→ **DO THIS**:
Find each line with "Bread" and copy it.

(Collection entries)
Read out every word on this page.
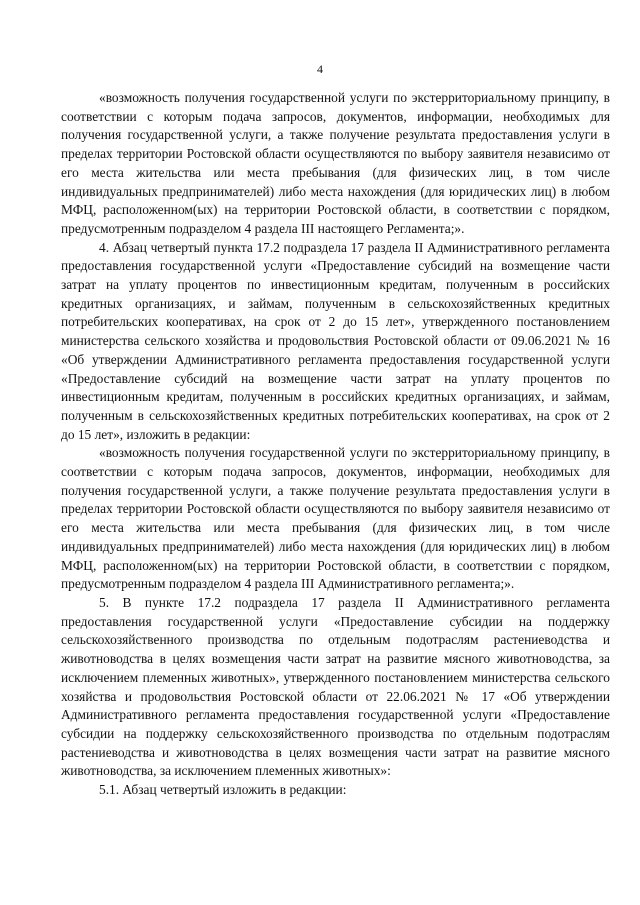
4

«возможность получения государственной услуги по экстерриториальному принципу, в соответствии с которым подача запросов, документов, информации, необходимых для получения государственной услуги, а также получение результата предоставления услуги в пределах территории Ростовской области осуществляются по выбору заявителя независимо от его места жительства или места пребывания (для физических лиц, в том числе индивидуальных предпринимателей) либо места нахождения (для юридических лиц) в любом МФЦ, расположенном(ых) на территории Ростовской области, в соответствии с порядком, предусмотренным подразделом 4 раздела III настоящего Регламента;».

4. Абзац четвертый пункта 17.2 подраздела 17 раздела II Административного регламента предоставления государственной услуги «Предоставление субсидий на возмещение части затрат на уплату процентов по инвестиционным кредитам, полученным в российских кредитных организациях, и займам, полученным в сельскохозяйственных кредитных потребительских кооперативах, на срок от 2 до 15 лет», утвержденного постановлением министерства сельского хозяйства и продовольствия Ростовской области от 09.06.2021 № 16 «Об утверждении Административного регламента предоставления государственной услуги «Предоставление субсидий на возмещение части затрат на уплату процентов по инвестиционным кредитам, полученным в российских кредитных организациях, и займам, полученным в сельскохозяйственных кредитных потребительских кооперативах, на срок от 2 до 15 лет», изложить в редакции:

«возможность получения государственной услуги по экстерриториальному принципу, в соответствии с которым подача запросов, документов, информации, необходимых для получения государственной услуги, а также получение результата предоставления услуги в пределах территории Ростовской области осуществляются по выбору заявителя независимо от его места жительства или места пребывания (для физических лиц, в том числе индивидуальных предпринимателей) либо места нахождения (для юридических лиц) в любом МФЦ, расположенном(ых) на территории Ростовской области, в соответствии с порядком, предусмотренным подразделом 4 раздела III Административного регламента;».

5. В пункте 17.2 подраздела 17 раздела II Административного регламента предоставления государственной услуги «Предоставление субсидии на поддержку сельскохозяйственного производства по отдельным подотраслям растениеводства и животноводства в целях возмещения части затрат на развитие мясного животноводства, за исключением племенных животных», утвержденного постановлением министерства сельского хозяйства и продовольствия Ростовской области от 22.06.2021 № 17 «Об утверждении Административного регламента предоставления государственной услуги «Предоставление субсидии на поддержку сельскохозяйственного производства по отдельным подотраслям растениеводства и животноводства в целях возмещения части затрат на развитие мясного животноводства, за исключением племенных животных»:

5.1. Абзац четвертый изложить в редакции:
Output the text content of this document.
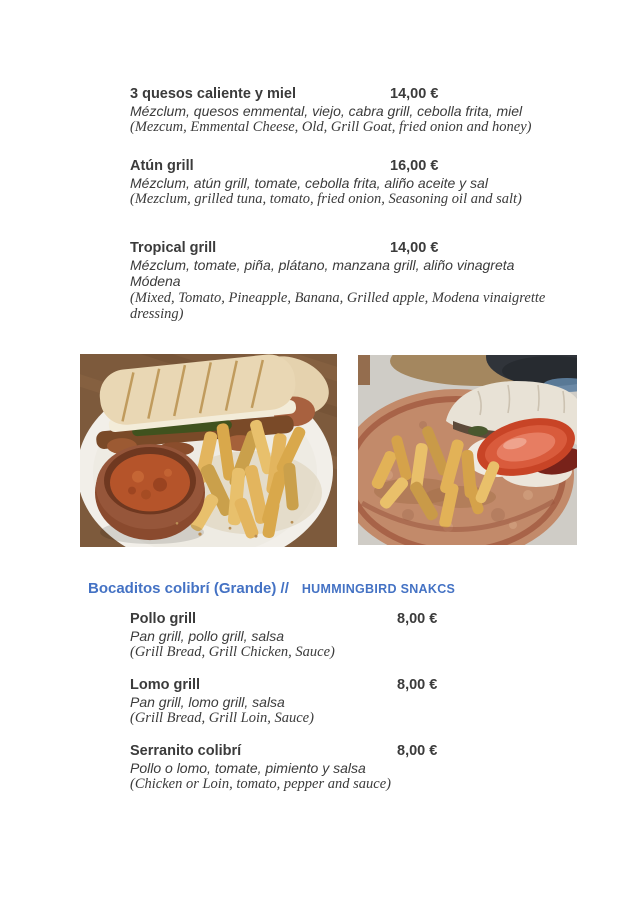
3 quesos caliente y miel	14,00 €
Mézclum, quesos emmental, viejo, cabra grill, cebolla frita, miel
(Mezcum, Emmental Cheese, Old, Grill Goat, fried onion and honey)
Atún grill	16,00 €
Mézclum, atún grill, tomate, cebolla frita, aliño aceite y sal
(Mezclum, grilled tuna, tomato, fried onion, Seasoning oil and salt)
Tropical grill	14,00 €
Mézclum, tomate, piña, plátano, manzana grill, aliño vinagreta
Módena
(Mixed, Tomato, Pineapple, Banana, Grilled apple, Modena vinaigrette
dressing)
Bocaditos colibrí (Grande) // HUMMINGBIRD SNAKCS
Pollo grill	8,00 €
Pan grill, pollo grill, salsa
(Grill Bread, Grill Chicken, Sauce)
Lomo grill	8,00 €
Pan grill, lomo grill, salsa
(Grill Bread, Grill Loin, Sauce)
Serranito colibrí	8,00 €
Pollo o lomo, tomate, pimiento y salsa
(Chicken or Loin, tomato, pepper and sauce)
==
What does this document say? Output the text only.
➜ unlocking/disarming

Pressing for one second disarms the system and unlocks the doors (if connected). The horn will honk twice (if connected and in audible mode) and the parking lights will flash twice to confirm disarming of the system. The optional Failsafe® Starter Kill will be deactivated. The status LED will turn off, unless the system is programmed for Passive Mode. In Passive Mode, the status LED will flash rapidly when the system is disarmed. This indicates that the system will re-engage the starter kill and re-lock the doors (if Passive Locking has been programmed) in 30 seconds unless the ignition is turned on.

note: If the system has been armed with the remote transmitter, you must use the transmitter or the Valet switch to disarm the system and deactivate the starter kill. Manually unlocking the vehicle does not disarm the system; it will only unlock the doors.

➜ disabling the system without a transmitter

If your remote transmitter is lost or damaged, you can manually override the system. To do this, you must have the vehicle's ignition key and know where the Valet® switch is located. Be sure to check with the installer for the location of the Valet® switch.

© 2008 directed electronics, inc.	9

→ **WRITTEN ANSWER**:
(Grill Bread, Grill Chicken, Sauce)
(Grill Bread, Grill Loin, Sauce)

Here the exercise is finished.